=== TEXT SHOWN ===
· · · ·

Paul Kerr: Everything Flows

Paul Kerr’s exhibit captures Irish landscapes and organic forms, blending memory, intuition, and metaphysical reflections through his vibrant paintings and drawings

Michael Pearce / MutualArt

Nov 01, 2024

Paul Kerr: Everything Flows

Paul Kerr’s new work slides through the mysterious menstruum between normal perception and the meandering forms of metaphysics, where a delicate spectrum of curves and wriggling organic shapes conspire to combine as evolving and emergent beings of light and color. He paints the countryside of Ireland, or it paints through him, in fields, and flowers, and the fall, revealing the rich enigmas of the fertile and storied earth in forms rising from the gentle chaos loosed upon the land into ordered growth – these are emergent images of the animus loci, portraits of the personality of place.  

Paul Kerr, Welcome To Inch Island, Oil On Canvas, 100 x 140cmPaul Kerr, Welcome To Inch Island, Oil On Canvas, 100 x 140cm

Welcome to Inch Island is one of the older works in the exhibit. The painting is built from Kerr’s memories of the eponymous island, which rises from Lough Swilly, in County Donegal, Ireland, a threshold place set between sea and soil, connected to the mainland by a causeway cutting the water, where with characteristic softness and delicate mists of paint, Kerr finds a mysterious and emerging landscape. “When I go to the island, I often think of Yeats’ poem The Lake Isle of Inish Free,” he said. Yeats wrote,

I shall have some peace there, for peace comes dropping slow,

Dropping from the veils of the morning to where the cricket sings;

There midnight’s all a glimmer, and noon a purple glow,

And evening full of the linnet’s wings.

· · · ·

=== THE DATA ===
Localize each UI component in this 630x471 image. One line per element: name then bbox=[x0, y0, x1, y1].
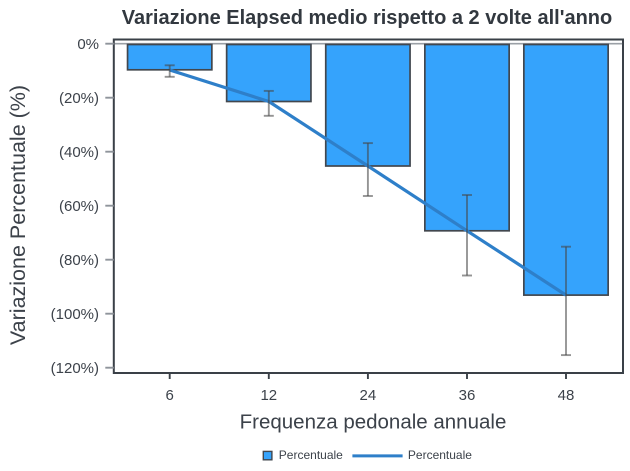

· · · ·

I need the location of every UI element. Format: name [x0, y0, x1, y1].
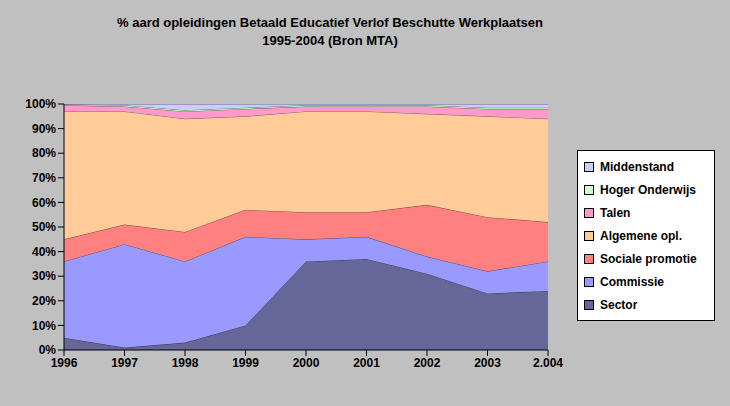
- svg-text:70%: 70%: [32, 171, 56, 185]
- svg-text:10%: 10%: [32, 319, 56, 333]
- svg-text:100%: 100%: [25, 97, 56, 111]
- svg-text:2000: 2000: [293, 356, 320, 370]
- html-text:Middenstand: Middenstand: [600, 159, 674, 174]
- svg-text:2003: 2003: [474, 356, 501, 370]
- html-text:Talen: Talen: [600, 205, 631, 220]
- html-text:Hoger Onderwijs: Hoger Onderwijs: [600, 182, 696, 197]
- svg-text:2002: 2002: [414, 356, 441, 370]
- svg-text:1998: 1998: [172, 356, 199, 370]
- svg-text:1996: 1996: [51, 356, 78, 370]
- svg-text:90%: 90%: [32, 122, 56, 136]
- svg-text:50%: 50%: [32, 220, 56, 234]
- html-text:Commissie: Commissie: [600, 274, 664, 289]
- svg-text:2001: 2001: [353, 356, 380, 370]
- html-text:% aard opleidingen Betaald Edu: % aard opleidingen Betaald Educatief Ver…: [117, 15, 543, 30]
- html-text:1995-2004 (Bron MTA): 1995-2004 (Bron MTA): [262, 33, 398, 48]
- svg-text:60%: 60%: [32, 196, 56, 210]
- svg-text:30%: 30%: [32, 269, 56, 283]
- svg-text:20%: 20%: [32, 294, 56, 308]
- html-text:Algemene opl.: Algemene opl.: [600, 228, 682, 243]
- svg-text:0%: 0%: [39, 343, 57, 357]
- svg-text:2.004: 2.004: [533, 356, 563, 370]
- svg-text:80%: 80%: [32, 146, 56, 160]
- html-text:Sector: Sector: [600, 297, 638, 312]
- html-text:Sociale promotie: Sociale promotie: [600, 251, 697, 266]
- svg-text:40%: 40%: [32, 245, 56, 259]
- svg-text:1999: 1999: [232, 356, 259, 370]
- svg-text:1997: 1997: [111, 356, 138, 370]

· · · ·

=== WHAT THIS EXERCISE ASKS ===
1 – In the review of Paul Kerr's exhibit, what connects Inch Island to the mainland?
2 – How many lines of the entries contain the string "name"? Give only the number.

=== SOLUTIONS FOR EACH TASK ===
1 – A causeway.

2 – 2